SOURCE PASSAGE
===
The Jovian System

I started this series of posts with a survey of our Solar System itself and I’m going to do the same with Jupiter and its moons. When Steve suggested this project, he also suggested working outward from the Sun. The problems with doing this become very evident once one gets to Jupiter, although they were already there with the asteroid belt.

Just with the asteroid belt, I mentioned that although the average distances from the Sun can be organised into bands according to their ratio to Jupiter’s “year” (the official name is “sidereal period”), this isn’t evident at any one moment because many of their orbits are markèdly elliptical and an asteroid in, say, the Hilda group near the outer edge of the belt may well approach the Sun at its closest at the average distance of a Flora asteroid near the inner. Vesta and Ceres seem to approach each other to within four million kilometres, and this will sometimes happen, but lines drawn between each closest approach (perihelion) and the Sun are different lines and the tilt of their orbits also differs, so it isn’t like the system is a flat surface with all the orbits in a plane with their ellipses lined up precisely, or even approximately.

When it comes to Jupiter, a separate problem begins to become evident. All four of the gas giants have extensive satellite systems, and these moons orbit at various distances from the planets, and therefore from the Sun. A moon which is closest to the Sun at one time will be the furthest from it at another, and some of them even regularly swap orbits. It’s actually worth considering this in detail because of what it illustrates about the nature of the systems in general. It’s not much of an exaggeration to say that each of the four planets and their moons is like a mini-solar system in its own right. Perhaps unexpectedly, the system with the most moons is Saturn’s, not Jupiter’s, even though Jupiter is larger, more massive and closer to the asteroid belt. However, for today I’ll mainly be considering the Jovian system rather than the others.

Just before I get going on that, there are “rogue planets”, which in a sense are technically not planets at all, wandering through interstellar space independently of specific stars. These may well have their own satellite systems, and are in a sense “failed stars” because they’re too small to shine, but may even so be several times Jupiter’s mass. Jupiter is therefore in a sense almost our second local “solar” system. Incidentally, there seems to be a gap between the largest planets and the smallest stars, in that the former are much less massive than the other, and there’s also a gap in the sizes of the two types of body because planets tend not to get much bigger than Jupiter in diameter. Above that point, the gravity increases and compresses the substance of the planet more, although there are also examples of planets so close to their suns and therefore hot that they become “puffy planets” which are far larger but also much less dense than Jupiter.
===
EXCERPTED DATA

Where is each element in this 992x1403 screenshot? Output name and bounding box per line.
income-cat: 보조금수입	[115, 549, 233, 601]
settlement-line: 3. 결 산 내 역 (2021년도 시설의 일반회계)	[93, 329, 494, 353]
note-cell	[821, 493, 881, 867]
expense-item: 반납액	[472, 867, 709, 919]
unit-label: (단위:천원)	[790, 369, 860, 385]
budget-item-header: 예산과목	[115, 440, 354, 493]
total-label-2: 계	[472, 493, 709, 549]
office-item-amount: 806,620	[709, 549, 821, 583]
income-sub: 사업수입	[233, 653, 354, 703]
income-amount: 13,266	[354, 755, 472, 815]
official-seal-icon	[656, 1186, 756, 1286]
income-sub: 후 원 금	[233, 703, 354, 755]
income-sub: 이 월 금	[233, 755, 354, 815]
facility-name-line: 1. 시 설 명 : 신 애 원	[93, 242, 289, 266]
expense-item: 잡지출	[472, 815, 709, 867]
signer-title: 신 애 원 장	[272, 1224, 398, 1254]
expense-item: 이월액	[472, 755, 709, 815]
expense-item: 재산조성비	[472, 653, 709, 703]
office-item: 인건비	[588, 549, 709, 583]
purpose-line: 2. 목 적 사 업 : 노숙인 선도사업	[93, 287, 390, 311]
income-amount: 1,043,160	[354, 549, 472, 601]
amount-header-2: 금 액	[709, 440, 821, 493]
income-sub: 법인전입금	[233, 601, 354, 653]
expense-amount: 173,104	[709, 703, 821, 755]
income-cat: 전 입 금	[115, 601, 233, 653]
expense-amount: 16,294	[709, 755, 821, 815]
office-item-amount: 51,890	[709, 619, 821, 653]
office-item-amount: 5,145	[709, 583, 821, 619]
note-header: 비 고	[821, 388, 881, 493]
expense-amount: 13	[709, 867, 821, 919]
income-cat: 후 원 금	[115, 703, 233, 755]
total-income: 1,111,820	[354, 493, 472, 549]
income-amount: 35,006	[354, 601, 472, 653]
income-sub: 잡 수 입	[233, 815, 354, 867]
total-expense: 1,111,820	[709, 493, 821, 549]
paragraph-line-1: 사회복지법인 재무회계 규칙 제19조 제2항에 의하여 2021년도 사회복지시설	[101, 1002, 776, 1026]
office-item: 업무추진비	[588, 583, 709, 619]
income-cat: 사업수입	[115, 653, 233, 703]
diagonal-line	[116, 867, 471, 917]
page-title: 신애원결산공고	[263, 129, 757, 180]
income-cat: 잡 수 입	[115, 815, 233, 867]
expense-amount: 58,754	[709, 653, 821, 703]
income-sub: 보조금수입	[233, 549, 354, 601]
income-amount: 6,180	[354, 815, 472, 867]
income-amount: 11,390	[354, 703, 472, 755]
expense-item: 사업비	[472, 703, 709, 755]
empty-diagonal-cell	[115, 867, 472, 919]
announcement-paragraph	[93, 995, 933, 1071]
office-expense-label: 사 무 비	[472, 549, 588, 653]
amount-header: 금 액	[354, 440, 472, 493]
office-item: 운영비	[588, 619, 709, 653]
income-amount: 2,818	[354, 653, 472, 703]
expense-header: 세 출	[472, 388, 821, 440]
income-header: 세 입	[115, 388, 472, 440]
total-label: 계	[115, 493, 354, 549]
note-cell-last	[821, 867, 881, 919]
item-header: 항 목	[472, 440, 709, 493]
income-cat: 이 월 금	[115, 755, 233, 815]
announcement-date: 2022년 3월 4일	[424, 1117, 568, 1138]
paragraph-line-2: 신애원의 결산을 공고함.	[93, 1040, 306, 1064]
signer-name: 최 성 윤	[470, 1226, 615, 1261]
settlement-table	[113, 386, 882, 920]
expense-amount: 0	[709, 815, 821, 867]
===
GIVEN INSTRUCTION 1
According to the post on the Jovian system, which planet has the most moons?
GIVEN INSTRUCTION 2
List each way in which the post on the Jovian system describes Jupiter in comparison with Saturn.
GIVEN INSTRUCTION 3
Extend the post on the Jovian system beyond its final sentence.

ANSWER 1
Saturn has the most moons.

ANSWER 2
- Larger
- More massive
- Closer to the asteroid belt

ANSWER 3
I’ll start with Sinope. Sinope is the most distant moon of Jupiter, and has a surprisingly long astronomical history. It was discovered in 1914 and although it’s quite small, no moon has since been discovered which orbits further out, in spite of today’s space telescopes, the several space missions sent to and through the Jovian system and the discovery of other moons which have turned out to be much smaller, so it was quite an achievement to do that over a century ago. Sinope orbits an average of 24 371 650 kilometres from Jupiter, which is a figure more precisely known today than before. Its eccentricity is, however, considerable, at 0.3366550, meaning that its maximum distance from Jupiter is around 32 576 000 kilometres, which is only a sixth greater than the gap between the orbits of Venus and Mercury at its own aphelion (greatest distance from the Sun). The diameter of that orbit is therefore almost 49 million kilometres, which is comparable to the distances between the orbits of all the inner planets.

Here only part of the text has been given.